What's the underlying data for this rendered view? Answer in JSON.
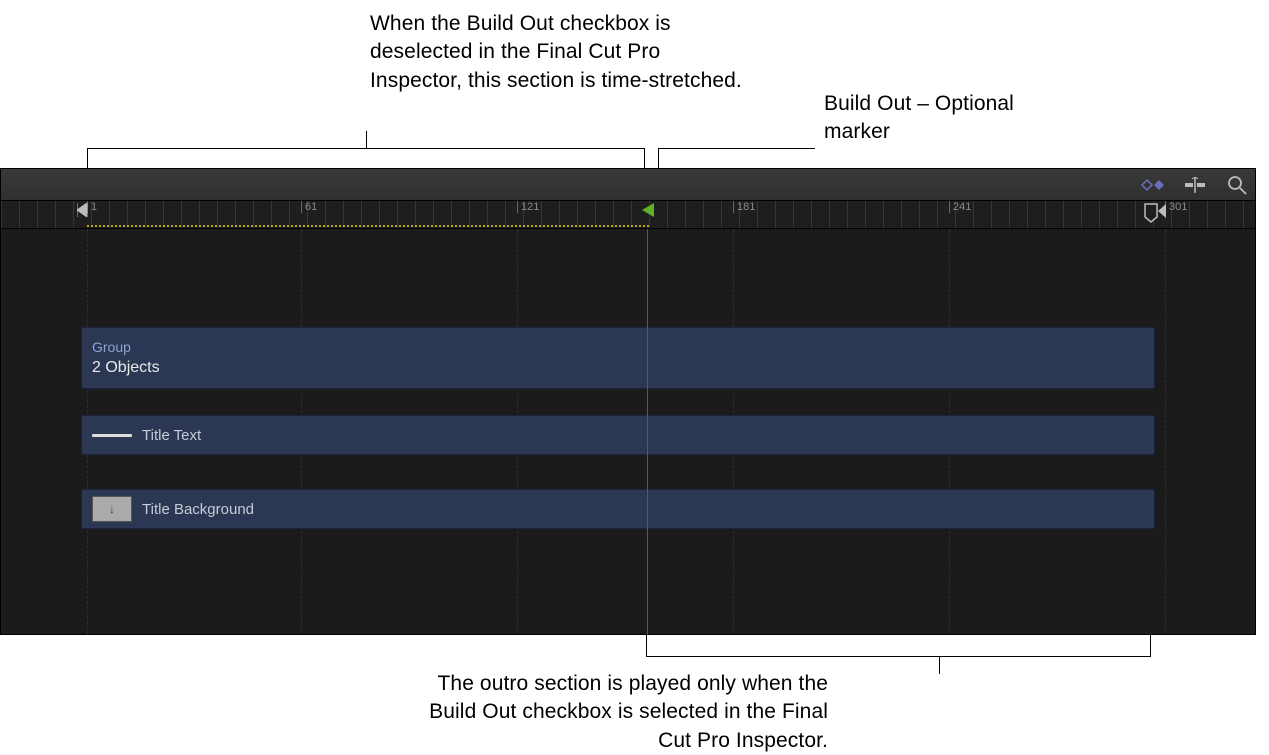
{
  "callouts": {
    "time_stretch": "When the Build Out checkbox is deselected in the Final Cut Pro Inspector, this section is time-stretched.",
    "build_out_marker": "Build Out – Optional marker",
    "outro": "The outro section is played only when the Build Out checkbox is selected in the Final Cut Pro Inspector."
  },
  "ruler": {
    "ticks": [
      "1",
      "61",
      "121",
      "181",
      "241",
      "301"
    ]
  },
  "tracks": {
    "group_label": "Group",
    "group_sub": "2 Objects",
    "title_text": "Title Text",
    "title_background": "Title Background"
  },
  "icons": {
    "keyframe": "keyframe-icon",
    "snap": "snap-icon",
    "zoom": "zoom-icon",
    "thumb_arrow": "↓"
  }
}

· · · · ·

Task instructions: Restate the data above word for word. Skip every picture.

The solution:
What's the underlying data for this rendered view? Answer in JSON.
{
  "callouts": {
    "time_stretch": "When the Build Out checkbox is deselected in the Final Cut Pro Inspector, this section is time-stretched.",
    "build_out_marker": "Build Out – Optional marker",
    "outro": "The outro section is played only when the Build Out checkbox is selected in the Final Cut Pro Inspector."
  },
  "ruler": {
    "ticks": [
      "1",
      "61",
      "121",
      "181",
      "241",
      "301"
    ]
  },
  "tracks": {
    "group_label": "Group",
    "group_sub": "2 Objects",
    "title_text": "Title Text",
    "title_background": "Title Background"
  },
  "icons": {
    "keyframe": "keyframe-icon",
    "snap": "snap-icon",
    "zoom": "zoom-icon",
    "thumb_arrow": "↓"
  }
}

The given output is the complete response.